*Your goal*. Copy out each line below exactly as it appears.

-- START Material provided --

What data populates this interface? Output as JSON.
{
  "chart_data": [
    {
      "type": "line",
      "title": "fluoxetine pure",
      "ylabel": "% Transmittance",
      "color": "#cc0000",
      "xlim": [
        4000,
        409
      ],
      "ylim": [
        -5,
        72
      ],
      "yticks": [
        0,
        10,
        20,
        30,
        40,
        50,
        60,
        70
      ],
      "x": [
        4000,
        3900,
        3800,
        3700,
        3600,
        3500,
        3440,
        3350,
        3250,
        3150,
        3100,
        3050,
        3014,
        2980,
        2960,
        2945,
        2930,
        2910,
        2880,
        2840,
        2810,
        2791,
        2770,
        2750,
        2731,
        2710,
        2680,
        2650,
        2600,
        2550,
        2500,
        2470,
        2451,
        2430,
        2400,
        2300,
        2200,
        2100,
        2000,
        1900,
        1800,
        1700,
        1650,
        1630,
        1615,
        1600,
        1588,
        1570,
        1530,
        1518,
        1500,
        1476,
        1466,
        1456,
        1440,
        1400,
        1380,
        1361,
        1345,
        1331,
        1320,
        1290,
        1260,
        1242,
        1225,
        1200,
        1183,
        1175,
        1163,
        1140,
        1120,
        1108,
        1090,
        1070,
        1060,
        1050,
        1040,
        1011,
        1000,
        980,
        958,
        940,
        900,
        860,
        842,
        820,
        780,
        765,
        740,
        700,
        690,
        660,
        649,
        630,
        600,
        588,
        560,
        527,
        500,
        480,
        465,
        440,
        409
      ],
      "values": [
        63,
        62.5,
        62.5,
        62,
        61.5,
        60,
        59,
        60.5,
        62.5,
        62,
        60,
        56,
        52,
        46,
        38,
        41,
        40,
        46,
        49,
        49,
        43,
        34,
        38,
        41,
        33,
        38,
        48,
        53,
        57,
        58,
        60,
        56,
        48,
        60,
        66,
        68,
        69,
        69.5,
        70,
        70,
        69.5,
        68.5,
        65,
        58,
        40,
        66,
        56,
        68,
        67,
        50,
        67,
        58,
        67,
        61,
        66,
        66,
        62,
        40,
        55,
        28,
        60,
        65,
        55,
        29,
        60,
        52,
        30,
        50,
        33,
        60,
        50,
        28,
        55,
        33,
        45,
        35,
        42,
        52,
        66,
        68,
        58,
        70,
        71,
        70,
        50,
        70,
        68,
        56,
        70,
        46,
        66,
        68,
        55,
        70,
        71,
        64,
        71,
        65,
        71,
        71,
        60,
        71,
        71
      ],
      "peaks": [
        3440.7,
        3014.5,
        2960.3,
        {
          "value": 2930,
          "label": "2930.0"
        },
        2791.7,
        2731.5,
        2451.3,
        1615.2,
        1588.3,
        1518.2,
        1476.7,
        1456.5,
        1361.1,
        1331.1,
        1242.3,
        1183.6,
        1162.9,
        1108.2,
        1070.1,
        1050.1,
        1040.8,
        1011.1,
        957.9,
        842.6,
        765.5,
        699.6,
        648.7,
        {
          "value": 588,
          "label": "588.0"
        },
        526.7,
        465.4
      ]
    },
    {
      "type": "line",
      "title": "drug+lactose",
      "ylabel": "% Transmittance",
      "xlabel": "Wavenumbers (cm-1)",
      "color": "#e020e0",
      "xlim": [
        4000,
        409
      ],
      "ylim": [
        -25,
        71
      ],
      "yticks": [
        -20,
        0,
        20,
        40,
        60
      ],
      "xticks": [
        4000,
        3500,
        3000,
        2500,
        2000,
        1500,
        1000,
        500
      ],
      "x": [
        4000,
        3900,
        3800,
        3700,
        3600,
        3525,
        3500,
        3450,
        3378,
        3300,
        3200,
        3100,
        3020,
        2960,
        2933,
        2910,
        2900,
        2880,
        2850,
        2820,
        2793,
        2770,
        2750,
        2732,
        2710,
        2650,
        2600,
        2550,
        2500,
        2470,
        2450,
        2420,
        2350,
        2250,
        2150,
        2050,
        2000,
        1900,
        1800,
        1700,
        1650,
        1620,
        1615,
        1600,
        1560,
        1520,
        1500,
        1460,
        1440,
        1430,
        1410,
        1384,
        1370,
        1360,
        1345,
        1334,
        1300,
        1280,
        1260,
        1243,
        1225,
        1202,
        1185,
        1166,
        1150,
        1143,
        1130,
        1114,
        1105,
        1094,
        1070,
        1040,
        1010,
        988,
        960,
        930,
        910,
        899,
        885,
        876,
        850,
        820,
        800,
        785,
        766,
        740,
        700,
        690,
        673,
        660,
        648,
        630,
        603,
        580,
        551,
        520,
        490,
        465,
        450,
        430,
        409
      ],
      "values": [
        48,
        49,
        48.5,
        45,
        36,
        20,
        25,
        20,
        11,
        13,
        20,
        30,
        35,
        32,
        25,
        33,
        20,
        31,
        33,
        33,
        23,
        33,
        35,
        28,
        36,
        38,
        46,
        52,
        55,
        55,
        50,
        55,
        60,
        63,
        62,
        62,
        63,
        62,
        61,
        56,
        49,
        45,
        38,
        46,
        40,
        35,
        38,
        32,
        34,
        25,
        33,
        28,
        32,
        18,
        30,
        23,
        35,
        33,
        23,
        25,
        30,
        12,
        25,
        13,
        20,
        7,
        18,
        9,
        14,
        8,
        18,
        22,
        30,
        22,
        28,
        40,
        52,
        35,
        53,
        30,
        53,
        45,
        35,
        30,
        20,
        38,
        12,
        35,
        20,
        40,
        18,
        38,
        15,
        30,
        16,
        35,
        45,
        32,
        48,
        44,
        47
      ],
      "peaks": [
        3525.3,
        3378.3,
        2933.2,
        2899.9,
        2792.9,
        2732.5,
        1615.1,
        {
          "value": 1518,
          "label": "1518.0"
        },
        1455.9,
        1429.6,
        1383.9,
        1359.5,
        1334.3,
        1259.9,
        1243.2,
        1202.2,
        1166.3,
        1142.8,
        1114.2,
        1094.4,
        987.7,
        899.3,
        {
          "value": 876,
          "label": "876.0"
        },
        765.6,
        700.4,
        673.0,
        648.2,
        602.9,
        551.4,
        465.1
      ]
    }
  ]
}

-- END Material provided --

*Written answer*.
What data populates this interface? Output as JSON.
{
  "chart_data": [
    {
      "type": "line",
      "title": "fluoxetine pure",
      "ylabel": "% Transmittance",
      "color": "#cc0000",
      "xlim": [
        4000,
        409
      ],
      "ylim": [
        -5,
        72
      ],
      "yticks": [
        0,
        10,
        20,
        30,
        40,
        50,
        60,
        70
      ],
      "x": [
        4000,
        3900,
        3800,
        3700,
        3600,
        3500,
        3440,
        3350,
        3250,
        3150,
        3100,
        3050,
        3014,
        2980,
        2960,
        2945,
        2930,
        2910,
        2880,
        2840,
        2810,
        2791,
        2770,
        2750,
        2731,
        2710,
        2680,
        2650,
        2600,
        2550,
        2500,
        2470,
        2451,
        2430,
        2400,
        2300,
        2200,
        2100,
        2000,
        1900,
        1800,
        1700,
        1650,
        1630,
        1615,
        1600,
        1588,
        1570,
        1530,
        1518,
        1500,
        1476,
        1466,
        1456,
        1440,
        1400,
        1380,
        1361,
        1345,
        1331,
        1320,
        1290,
        1260,
        1242,
        1225,
        1200,
        1183,
        1175,
        1163,
        1140,
        1120,
        1108,
        1090,
        1070,
        1060,
        1050,
        1040,
        1011,
        1000,
        980,
        958,
        940,
        900,
        860,
        842,
        820,
        780,
        765,
        740,
        700,
        690,
        660,
        649,
        630,
        600,
        588,
        560,
        527,
        500,
        480,
        465,
        440,
        409
      ],
      "values": [
        63,
        62.5,
        62.5,
        62,
        61.5,
        60,
        59,
        60.5,
        62.5,
        62,
        60,
        56,
        52,
        46,
        38,
        41,
        40,
        46,
        49,
        49,
        43,
        34,
        38,
        41,
        33,
        38,
        48,
        53,
        57,
        58,
        60,
        56,
        48,
        60,
        66,
        68,
        69,
        69.5,
        70,
        70,
        69.5,
        68.5,
        65,
        58,
        40,
        66,
        56,
        68,
        67,
        50,
        67,
        58,
        67,
        61,
        66,
        66,
        62,
        40,
        55,
        28,
        60,
        65,
        55,
        29,
        60,
        52,
        30,
        50,
        33,
        60,
        50,
        28,
        55,
        33,
        45,
        35,
        42,
        52,
        66,
        68,
        58,
        70,
        71,
        70,
        50,
        70,
        68,
        56,
        70,
        46,
        66,
        68,
        55,
        70,
        71,
        64,
        71,
        65,
        71,
        71,
        60,
        71,
        71
      ],
      "peaks": [
        3440.7,
        3014.5,
        2960.3,
        {
          "value": 2930,
          "label": "2930.0"
        },
        2791.7,
        2731.5,
        2451.3,
        1615.2,
        1588.3,
        1518.2,
        1476.7,
        1456.5,
        1361.1,
        1331.1,
        1242.3,
        1183.6,
        1162.9,
        1108.2,
        1070.1,
        1050.1,
        1040.8,
        1011.1,
        957.9,
        842.6,
        765.5,
        699.6,
        648.7,
        {
          "value": 588,
          "label": "588.0"
        },
        526.7,
        465.4
      ]
    },
    {
      "type": "line",
      "title": "drug+lactose",
      "ylabel": "% Transmittance",
      "xlabel": "Wavenumbers (cm-1)",
      "color": "#e020e0",
      "xlim": [
        4000,
        409
      ],
      "ylim": [
        -25,
        71
      ],
      "yticks": [
        -20,
        0,
        20,
        40,
        60
      ],
      "xticks": [
        4000,
        3500,
        3000,
        2500,
        2000,
        1500,
        1000,
        500
      ],
      "x": [
        4000,
        3900,
        3800,
        3700,
        3600,
        3525,
        3500,
        3450,
        3378,
        3300,
        3200,
        3100,
        3020,
        2960,
        2933,
        2910,
        2900,
        2880,
        2850,
        2820,
        2793,
        2770,
        2750,
        2732,
        2710,
        2650,
        2600,
        2550,
        2500,
        2470,
        2450,
        2420,
        2350,
        2250,
        2150,
        2050,
        2000,
        1900,
        1800,
        1700,
        1650,
        1620,
        1615,
        1600,
        1560,
        1520,
        1500,
        1460,
        1440,
        1430,
        1410,
        1384,
        1370,
        1360,
        1345,
        1334,
        1300,
        1280,
        1260,
        1243,
        1225,
        1202,
        1185,
        1166,
        1150,
        1143,
        1130,
        1114,
        1105,
        1094,
        1070,
        1040,
        1010,
        988,
        960,
        930,
        910,
        899,
        885,
        876,
        850,
        820,
        800,
        785,
        766,
        740,
        700,
        690,
        673,
        660,
        648,
        630,
        603,
        580,
        551,
        520,
        490,
        465,
        450,
        430,
        409
      ],
      "values": [
        48,
        49,
        48.5,
        45,
        36,
        20,
        25,
        20,
        11,
        13,
        20,
        30,
        35,
        32,
        25,
        33,
        20,
        31,
        33,
        33,
        23,
        33,
        35,
        28,
        36,
        38,
        46,
        52,
        55,
        55,
        50,
        55,
        60,
        63,
        62,
        62,
        63,
        62,
        61,
        56,
        49,
        45,
        38,
        46,
        40,
        35,
        38,
        32,
        34,
        25,
        33,
        28,
        32,
        18,
        30,
        23,
        35,
        33,
        23,
        25,
        30,
        12,
        25,
        13,
        20,
        7,
        18,
        9,
        14,
        8,
        18,
        22,
        30,
        22,
        28,
        40,
        52,
        35,
        53,
        30,
        53,
        45,
        35,
        30,
        20,
        38,
        12,
        35,
        20,
        40,
        18,
        38,
        15,
        30,
        16,
        35,
        45,
        32,
        48,
        44,
        47
      ],
      "peaks": [
        3525.3,
        3378.3,
        2933.2,
        2899.9,
        2792.9,
        2732.5,
        1615.1,
        {
          "value": 1518,
          "label": "1518.0"
        },
        1455.9,
        1429.6,
        1383.9,
        1359.5,
        1334.3,
        1259.9,
        1243.2,
        1202.2,
        1166.3,
        1142.8,
        1114.2,
        1094.4,
        987.7,
        899.3,
        {
          "value": 876,
          "label": "876.0"
        },
        765.6,
        700.4,
        673.0,
        648.2,
        602.9,
        551.4,
        465.1
      ]
    }
  ]
}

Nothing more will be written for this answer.